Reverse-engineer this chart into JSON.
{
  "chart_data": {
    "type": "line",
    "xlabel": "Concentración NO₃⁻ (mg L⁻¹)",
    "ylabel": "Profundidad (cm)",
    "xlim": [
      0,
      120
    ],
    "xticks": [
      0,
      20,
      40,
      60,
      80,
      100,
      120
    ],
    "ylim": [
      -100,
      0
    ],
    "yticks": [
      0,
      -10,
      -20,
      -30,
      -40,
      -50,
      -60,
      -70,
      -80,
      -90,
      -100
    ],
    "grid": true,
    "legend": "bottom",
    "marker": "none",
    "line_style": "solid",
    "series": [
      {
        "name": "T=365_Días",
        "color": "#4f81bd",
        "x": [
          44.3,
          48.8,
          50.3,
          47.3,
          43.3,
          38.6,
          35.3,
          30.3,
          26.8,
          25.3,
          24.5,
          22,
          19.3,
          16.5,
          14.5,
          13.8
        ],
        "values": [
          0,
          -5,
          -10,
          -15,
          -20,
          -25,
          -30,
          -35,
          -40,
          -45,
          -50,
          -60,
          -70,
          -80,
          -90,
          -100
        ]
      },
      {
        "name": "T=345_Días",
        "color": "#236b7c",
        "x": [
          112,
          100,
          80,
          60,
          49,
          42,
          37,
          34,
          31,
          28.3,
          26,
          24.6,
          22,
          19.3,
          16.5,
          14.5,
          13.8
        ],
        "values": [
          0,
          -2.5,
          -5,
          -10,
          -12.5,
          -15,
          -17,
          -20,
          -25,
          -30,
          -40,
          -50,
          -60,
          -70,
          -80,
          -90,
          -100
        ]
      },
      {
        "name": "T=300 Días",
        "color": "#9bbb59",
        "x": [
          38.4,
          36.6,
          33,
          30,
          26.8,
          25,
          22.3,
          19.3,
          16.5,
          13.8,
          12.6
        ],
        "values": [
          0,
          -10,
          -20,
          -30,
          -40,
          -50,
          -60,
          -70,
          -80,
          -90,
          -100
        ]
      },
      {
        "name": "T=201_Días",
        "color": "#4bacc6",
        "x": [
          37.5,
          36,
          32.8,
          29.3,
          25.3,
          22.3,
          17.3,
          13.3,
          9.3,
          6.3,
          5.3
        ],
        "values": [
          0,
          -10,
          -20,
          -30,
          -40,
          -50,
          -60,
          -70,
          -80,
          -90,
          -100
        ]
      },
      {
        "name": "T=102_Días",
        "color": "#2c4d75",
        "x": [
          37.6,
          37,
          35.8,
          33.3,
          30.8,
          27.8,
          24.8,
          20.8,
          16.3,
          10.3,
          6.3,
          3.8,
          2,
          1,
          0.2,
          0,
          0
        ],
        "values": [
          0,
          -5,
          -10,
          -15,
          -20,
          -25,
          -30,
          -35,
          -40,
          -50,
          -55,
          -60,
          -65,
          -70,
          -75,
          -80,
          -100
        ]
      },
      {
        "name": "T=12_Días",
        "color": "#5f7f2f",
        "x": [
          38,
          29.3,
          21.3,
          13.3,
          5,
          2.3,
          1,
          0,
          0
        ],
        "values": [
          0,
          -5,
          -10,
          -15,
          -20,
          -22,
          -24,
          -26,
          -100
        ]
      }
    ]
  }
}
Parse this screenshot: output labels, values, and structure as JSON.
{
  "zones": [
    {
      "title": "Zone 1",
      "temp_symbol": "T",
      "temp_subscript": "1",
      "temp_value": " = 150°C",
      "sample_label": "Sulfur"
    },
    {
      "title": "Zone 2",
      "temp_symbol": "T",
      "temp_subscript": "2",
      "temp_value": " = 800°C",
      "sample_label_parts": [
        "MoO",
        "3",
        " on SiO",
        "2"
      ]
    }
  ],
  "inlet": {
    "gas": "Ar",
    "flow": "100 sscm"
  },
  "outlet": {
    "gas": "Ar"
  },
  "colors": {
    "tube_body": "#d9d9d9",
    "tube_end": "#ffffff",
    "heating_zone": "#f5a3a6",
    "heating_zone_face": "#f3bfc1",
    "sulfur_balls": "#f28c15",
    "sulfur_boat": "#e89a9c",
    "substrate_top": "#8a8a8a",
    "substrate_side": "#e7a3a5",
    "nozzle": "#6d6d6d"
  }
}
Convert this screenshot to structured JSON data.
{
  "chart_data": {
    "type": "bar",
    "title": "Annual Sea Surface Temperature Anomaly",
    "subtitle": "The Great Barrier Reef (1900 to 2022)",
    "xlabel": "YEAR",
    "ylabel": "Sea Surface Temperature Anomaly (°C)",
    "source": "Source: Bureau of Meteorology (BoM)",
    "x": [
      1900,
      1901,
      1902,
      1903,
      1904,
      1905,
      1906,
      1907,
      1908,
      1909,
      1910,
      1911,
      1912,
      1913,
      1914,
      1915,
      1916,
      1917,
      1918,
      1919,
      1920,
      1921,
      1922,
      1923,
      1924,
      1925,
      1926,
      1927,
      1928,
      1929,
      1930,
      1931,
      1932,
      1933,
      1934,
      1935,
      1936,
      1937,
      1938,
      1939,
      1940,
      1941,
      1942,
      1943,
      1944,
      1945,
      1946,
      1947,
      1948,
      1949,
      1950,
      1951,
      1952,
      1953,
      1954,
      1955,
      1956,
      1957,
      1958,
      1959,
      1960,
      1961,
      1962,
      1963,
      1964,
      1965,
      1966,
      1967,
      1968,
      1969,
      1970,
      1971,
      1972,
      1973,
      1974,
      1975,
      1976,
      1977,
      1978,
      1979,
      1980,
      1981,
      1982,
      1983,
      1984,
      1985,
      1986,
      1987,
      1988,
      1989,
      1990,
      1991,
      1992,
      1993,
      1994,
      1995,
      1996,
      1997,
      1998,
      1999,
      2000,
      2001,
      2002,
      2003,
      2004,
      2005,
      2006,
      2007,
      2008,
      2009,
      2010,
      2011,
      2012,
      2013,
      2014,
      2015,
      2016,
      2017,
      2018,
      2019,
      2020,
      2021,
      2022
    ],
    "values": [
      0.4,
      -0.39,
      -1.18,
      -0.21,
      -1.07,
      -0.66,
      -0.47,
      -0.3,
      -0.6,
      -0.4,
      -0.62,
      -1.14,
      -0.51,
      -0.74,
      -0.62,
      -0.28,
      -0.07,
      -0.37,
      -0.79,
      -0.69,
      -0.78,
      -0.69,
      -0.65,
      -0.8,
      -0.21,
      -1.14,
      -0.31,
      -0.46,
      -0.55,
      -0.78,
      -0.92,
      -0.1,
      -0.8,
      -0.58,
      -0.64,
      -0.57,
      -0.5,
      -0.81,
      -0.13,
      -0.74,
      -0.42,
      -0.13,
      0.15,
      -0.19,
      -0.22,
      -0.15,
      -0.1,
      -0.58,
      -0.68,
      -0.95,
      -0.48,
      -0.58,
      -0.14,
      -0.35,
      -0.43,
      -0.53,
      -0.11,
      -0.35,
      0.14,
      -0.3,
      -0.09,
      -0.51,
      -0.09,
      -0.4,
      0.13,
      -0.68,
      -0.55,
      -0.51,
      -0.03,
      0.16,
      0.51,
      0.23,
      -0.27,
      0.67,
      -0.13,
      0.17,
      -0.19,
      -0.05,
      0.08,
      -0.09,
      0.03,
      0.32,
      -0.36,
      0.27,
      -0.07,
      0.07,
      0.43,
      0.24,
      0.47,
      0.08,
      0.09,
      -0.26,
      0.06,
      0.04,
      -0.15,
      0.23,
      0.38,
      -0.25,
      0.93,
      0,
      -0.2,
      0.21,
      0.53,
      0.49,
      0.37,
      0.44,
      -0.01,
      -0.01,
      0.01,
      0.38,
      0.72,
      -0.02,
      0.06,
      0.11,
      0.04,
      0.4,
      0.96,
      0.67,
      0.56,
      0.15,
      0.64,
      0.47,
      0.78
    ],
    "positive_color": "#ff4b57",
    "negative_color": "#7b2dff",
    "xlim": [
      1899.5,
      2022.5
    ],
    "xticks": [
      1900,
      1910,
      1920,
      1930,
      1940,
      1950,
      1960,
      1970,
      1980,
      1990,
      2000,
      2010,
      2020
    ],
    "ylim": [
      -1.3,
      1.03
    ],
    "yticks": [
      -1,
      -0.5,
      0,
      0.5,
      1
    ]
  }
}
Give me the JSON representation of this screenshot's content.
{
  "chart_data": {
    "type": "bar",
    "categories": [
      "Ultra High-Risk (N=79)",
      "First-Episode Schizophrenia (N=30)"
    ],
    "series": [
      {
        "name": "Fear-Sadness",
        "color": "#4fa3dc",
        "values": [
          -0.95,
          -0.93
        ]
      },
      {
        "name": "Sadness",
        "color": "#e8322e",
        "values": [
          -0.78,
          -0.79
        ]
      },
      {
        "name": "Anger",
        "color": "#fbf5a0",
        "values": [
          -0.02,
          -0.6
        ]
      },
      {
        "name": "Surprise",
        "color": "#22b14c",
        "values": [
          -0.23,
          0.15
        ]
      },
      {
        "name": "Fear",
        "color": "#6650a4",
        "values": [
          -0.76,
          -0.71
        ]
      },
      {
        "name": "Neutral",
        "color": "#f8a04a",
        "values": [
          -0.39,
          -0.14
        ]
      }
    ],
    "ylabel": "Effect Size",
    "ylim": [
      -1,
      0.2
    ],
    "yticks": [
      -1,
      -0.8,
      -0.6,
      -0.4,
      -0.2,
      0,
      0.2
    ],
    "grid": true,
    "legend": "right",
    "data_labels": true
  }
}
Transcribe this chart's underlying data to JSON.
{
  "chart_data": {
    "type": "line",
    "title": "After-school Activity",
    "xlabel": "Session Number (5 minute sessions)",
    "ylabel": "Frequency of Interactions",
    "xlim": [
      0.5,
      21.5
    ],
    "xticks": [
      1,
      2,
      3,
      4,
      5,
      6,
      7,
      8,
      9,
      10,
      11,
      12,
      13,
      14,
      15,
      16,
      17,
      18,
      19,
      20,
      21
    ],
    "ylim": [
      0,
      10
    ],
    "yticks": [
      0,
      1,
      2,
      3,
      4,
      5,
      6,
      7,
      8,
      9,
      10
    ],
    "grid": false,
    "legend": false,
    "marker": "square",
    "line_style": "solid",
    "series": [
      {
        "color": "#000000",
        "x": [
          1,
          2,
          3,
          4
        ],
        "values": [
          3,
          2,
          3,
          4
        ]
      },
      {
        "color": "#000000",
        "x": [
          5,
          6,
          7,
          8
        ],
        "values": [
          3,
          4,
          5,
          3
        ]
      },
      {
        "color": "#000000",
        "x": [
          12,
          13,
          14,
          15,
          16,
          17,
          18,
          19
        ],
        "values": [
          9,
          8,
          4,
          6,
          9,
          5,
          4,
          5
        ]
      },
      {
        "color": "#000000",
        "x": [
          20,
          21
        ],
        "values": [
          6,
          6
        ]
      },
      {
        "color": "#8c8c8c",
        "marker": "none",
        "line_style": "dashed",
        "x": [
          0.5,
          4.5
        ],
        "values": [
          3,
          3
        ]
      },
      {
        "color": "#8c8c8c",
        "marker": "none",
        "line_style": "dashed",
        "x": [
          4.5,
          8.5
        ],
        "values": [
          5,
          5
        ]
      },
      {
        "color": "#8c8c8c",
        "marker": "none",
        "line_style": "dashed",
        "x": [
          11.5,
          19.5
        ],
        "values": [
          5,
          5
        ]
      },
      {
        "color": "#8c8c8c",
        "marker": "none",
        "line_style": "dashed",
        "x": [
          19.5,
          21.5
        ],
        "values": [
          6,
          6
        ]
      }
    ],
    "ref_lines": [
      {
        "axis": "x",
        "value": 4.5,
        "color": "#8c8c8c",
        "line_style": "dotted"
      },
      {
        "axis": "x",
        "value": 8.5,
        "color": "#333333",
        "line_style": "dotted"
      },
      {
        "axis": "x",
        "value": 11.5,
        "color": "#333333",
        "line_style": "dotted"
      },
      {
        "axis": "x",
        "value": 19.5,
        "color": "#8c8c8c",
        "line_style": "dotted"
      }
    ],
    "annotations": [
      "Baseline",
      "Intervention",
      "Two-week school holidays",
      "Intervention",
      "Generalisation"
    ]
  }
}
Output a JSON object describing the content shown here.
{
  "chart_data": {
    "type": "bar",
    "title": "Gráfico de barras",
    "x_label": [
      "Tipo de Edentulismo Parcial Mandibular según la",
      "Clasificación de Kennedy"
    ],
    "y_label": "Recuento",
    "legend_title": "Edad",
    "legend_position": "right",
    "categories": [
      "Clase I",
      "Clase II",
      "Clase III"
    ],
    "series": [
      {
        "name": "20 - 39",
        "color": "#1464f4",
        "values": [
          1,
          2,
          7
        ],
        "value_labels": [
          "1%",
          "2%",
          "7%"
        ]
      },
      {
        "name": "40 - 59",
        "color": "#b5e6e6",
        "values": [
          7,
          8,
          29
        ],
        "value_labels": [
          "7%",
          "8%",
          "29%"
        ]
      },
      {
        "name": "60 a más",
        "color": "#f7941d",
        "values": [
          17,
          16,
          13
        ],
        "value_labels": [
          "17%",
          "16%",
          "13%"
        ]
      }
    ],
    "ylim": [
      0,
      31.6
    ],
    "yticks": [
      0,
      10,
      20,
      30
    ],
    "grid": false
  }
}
*****
GIVEN INSTRUCTION:
Find every line in the records above that contains the word "grid", and copy each one.

THE COMPLETED TASK:
    "grid": true,
    "grid": true,
    "grid": false,
    "grid": false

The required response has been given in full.